#### [Görevin kapsamı]
Paralı poşet yazısında "-Geçim çok zorlaştı." ile başlayıp "veriyorlardı. Adam gülüyor." ile biten bölümü aynen yazın.

#### [Belge]

Gündem: Paralı poşeti

Geldi, geliyor derken 2019'un bir haftası geçti bile…

Hayallere, umutlara, yeni başlangıçlara temiz sayfa olduğu düşünülen yeni yılın ilk günlerinde gündem;  işçi ve emekliye yapılan zamlar, bankaların  düşük faizle kredi dağıtımı, ekonomik  darlıkda paralı poşet uygulaması var.

Ne maaşlarına yapılan ne zam, ne de  Çevre ve Şehircilik Bakanlığı tarafından açıklanan naylon poşet yönetmeliğiyle poşetlerin ücrete tabi olması vatandaşı memnun etti...

Markette bir grup konuşuyor:

 -Bir paralı poşet tartışması kalmıştı. O da oldu. Hadi hayırlı olsun.

- Ücretli poşet haberleri sosyal medyada da polemik konusu. Yorumlar, videolar gırla gidiyor.

-Arkadaş, asgari ücret arttı ama insanlaran kirası zaten bin lirayı geçiyor. Hani bunun gideri, mutfak harçlığı. Kendi evi olsa kabul. Eh işte dersin o zaman. Kiracılara Allah kolaylık versin. 

-Emekliye de atmış lira zam yapılmış. Eskiye göre bolluk çok. Her şey var. Ancak pahalılık çok fazla.

-Geçim çok zorlaştı. Karı koca çalışmazsa yaşam eskiye kıyasla zorlaştı.

Yine bir grup sokakta gülerek anlatıyor.

-Abi  haberlerde izledim. Koptum ya.. Adam Samsun'da alışveriş yapmış. Fişte tutar kısmında yirmi beş kuruşu görünce şoklanmış.

Aldıklarını ödemiş poşet parası da dahil olmak üzere. Eve aldıklarını götürdükten sonra boş poşetlerle alışveriş yaptığı dükkana dönmüş.  Parasıyla verdiğiniz poşet kalitesiz. Beğenmedim. Tüketici hakkım. Paramı geri istiyorum talebinde bulunmuş. Market de parasını iade etmiş...

-Ben de izledim. Adana'da müşteri bakkala el arabasıyla gitmiş. Bir güzel alışveriş yapmış. Anlaşılan tepkisini göstermek için de basına haber vermiş. 

Haberlerde veriyorlardı. Adam gülüyor.

-Hele sosyal medyadaki  yorumları videoları görsen şaşırışın.  En çok da her markadan poşetlerin yıkanıp mandalla tellerde asılmasına çok güldüm.

-Arkadaş biz zaten çevre vergimizi ödüyoruz. Hele bir ödeme. Faiziyle kat kat alıyorlar.

-Her yer çevre planlamasından beton yığını oldu. Koca koca binalar üzerimize yıkılacak gibi duruyor.

-Doğru, doğa ölüyor. Yeşillik kalmadı.  Doğal afetler sıklaştı. Depreme yatırım var mı ?.. Hiç kimse konuşmuyor.

Öğe ve koordinat kayıtları:
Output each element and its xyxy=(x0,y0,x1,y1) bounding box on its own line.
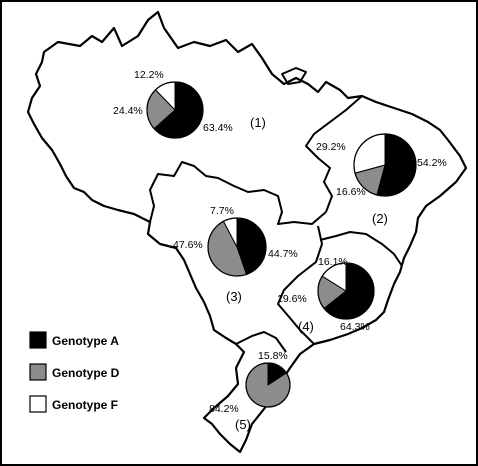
region-label-5: (5) xyxy=(235,417,251,432)
pie-outline xyxy=(353,133,417,197)
pie-outline xyxy=(207,217,267,277)
region-label-4: (4) xyxy=(298,319,314,334)
legend-label-genotype-a: Genotype A xyxy=(52,334,119,348)
boundary-southeast-south xyxy=(235,331,287,353)
legend-label-genotype-f: Genotype F xyxy=(52,398,118,412)
pie-chart-region-4: 64.3% 19.6% 16.1% xyxy=(277,256,375,333)
pie-chart-region-3: 44.7% 47.6% 7.7% xyxy=(173,205,298,277)
pie-outline xyxy=(245,362,291,408)
boundary-north-northeast xyxy=(305,95,363,213)
boundary-centerwest-southeast xyxy=(277,225,323,345)
percent-label-genotype-f: 16.1% xyxy=(318,256,348,268)
legend-item-genotype-d: Genotype D xyxy=(29,363,120,381)
percent-label-genotype-f: 29.2% xyxy=(316,141,346,153)
legend-item-genotype-a: Genotype A xyxy=(29,331,119,349)
pie-chart-region-5: 15.8% 84.2% xyxy=(209,350,291,415)
legend-swatch-genotype-a xyxy=(29,331,47,349)
percent-label-genotype-d: 16.6% xyxy=(336,186,366,198)
percent-label-genotype-d: 24.4% xyxy=(113,105,143,117)
legend-swatch-genotype-d xyxy=(29,363,47,381)
percent-label-genotype-f: 12.2% xyxy=(134,69,164,81)
legend-label-genotype-d: Genotype D xyxy=(52,366,120,380)
boundary-north-centerwest xyxy=(149,161,327,225)
percent-label-genotype-d: 19.6% xyxy=(277,293,307,305)
region-boundaries xyxy=(149,95,403,353)
percent-label-genotype-f: 7.7% xyxy=(210,205,234,217)
percent-label-genotype-a: 54.2% xyxy=(417,157,447,169)
region-label-2: (2) xyxy=(372,211,388,226)
boundary-northeast-southeast xyxy=(319,231,403,267)
legend-swatch-genotype-f xyxy=(29,395,47,413)
percent-label-genotype-a: 63.4% xyxy=(203,122,233,134)
percent-label-genotype-a: 44.7% xyxy=(268,248,298,260)
percent-label-genotype-d: 47.6% xyxy=(173,239,203,251)
pie-charts: 63.4% 24.4% 12.2% 54.2% 16.6% 29.2% 44.7% 47.6%… xyxy=(113,69,447,415)
legend-item-genotype-f: Genotype F xyxy=(29,395,118,413)
pie-outline xyxy=(146,81,204,139)
brazil-outline xyxy=(26,10,468,454)
region-label-1: (1) xyxy=(250,115,266,130)
pie-outline xyxy=(317,262,375,320)
pie-chart-region-1: 63.4% 24.4% 12.2% xyxy=(113,69,233,139)
legend: Genotype A Genotype D Genotype F xyxy=(29,331,120,413)
percent-label-genotype-d: 84.2% xyxy=(209,403,239,415)
island-shape xyxy=(281,67,307,85)
region-label-3: (3) xyxy=(226,289,242,304)
pie-chart-region-2: 54.2% 16.6% 29.2% xyxy=(316,133,447,198)
percent-label-genotype-a: 64.3% xyxy=(340,321,370,333)
percent-label-genotype-a: 15.8% xyxy=(258,350,288,362)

#### [Tam yanıt]
-Geçim çok zorlaştı. Karı koca çalışmazsa yaşam eskiye kıyasla zorlaştı.

Yine bir grup sokakta gülerek anlatıyor.

-Abi  haberlerde izledim. Koptum ya.. Adam Samsun'da alışveriş yapmış. Fişte tutar kısmında yirmi beş kuruşu görünce şoklanmış.

Aldıklarını ödemiş poşet parası da dahil olmak üzere. Eve aldıklarını götürdükten sonra boş poşetlerle alışveriş yaptığı dükkana dönmüş.  Parasıyla verdiğiniz poşet kalitesiz. Beğenmedim. Tüketici hakkım. Paramı geri istiyorum talebinde bulunmuş. Market de parasını iade etmiş...

-Ben de izledim. Adana'da müşteri bakkala el arabasıyla gitmiş. Bir güzel alışveriş yapmış. Anlaşılan tepkisini göstermek için de basına haber vermiş. 

Haberlerde veriyorlardı. Adam gülüyor.